[WHAT TO WORK ON]: Filter the listing and keep only the lines with the word "name".

====== PROVIDED RECORDS

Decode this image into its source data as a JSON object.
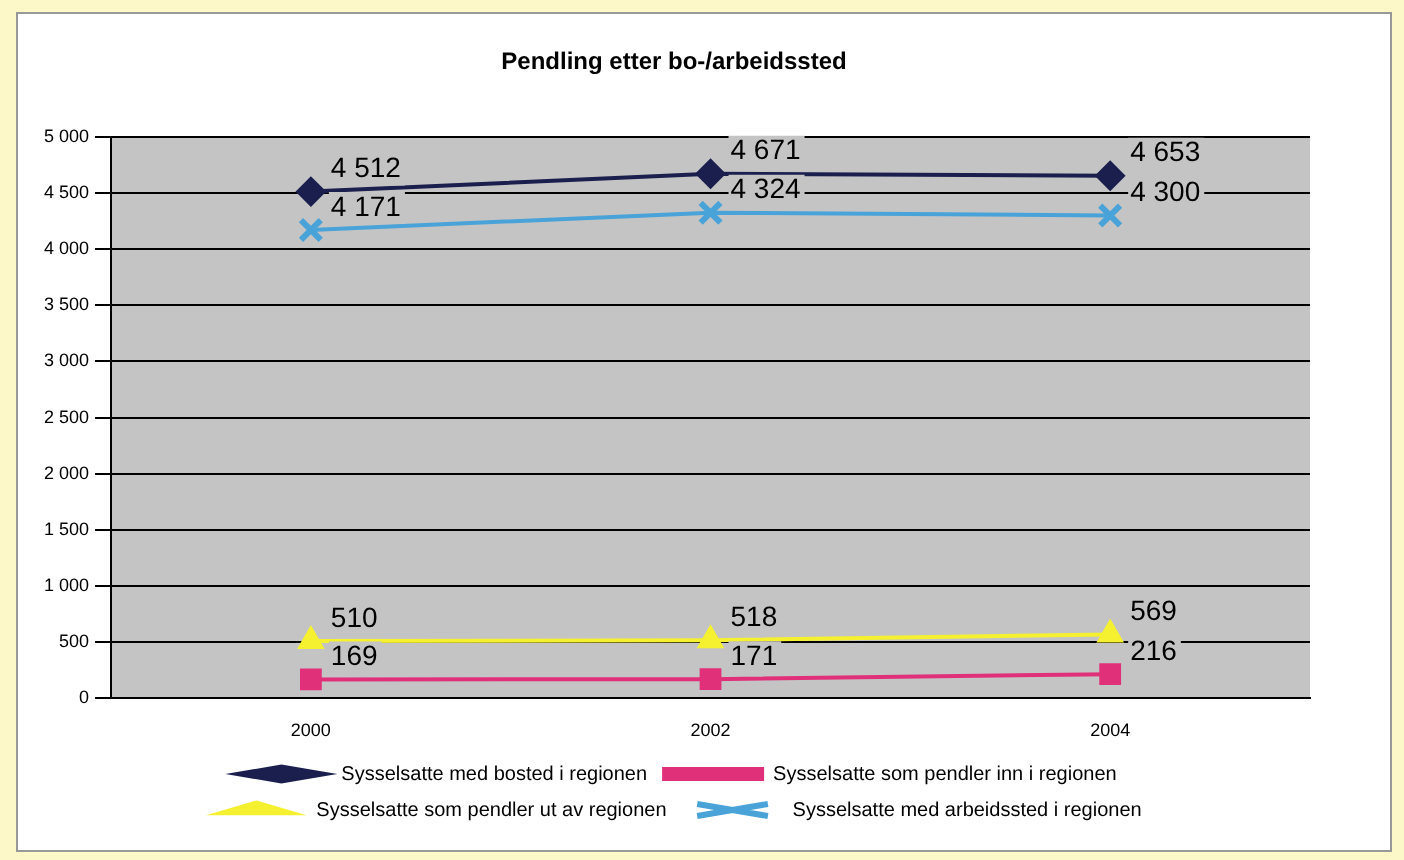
{
  "chart_data": {
    "type": "line",
    "title": "Pendling etter bo-/arbeidssted",
    "categories": [
      "2000",
      "2002",
      "2004"
    ],
    "series": [
      {
        "name": "Sysselsatte med bosted i regionen",
        "color": "#1a1f4e",
        "marker": "diamond",
        "values": [
          4512,
          4671,
          4653
        ],
        "value_labels": [
          "4 512",
          "4 671",
          "4 653"
        ]
      },
      {
        "name": "Sysselsatte som pendler inn i regionen",
        "color": "#e0307a",
        "marker": "square",
        "values": [
          169,
          171,
          216
        ],
        "value_labels": [
          "169",
          "171",
          "216"
        ]
      },
      {
        "name": "Sysselsatte som pendler ut av regionen",
        "color": "#f5f030",
        "marker": "triangle",
        "values": [
          510,
          518,
          569
        ],
        "value_labels": [
          "510",
          "518",
          "569"
        ]
      },
      {
        "name": "Sysselsatte med arbeidssted i regionen",
        "color": "#4aa3d8",
        "marker": "cross",
        "values": [
          4171,
          4324,
          4300
        ],
        "value_labels": [
          "4 171",
          "4 324",
          "4 300"
        ]
      }
    ],
    "ylim": [
      0,
      5000
    ],
    "yticks": [
      {
        "value": 0,
        "label": "0"
      },
      {
        "value": 500,
        "label": "500"
      },
      {
        "value": 1000,
        "label": "1 000"
      },
      {
        "value": 1500,
        "label": "1 500"
      },
      {
        "value": 2000,
        "label": "2 000"
      },
      {
        "value": 2500,
        "label": "2 500"
      },
      {
        "value": 3000,
        "label": "3 000"
      },
      {
        "value": 3500,
        "label": "3 500"
      },
      {
        "value": 4000,
        "label": "4 000"
      },
      {
        "value": 4500,
        "label": "4 500"
      },
      {
        "value": 5000,
        "label": "5 000"
      }
    ],
    "grid": "y",
    "legend": "bottom"
  }
}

============

[TASK RESULT]:
        "name": "Sysselsatte med bosted i regionen",
        "name": "Sysselsatte som pendler inn i regionen",
        "name": "Sysselsatte som pendler ut av regionen",
        "name": "Sysselsatte med arbeidssted i regionen",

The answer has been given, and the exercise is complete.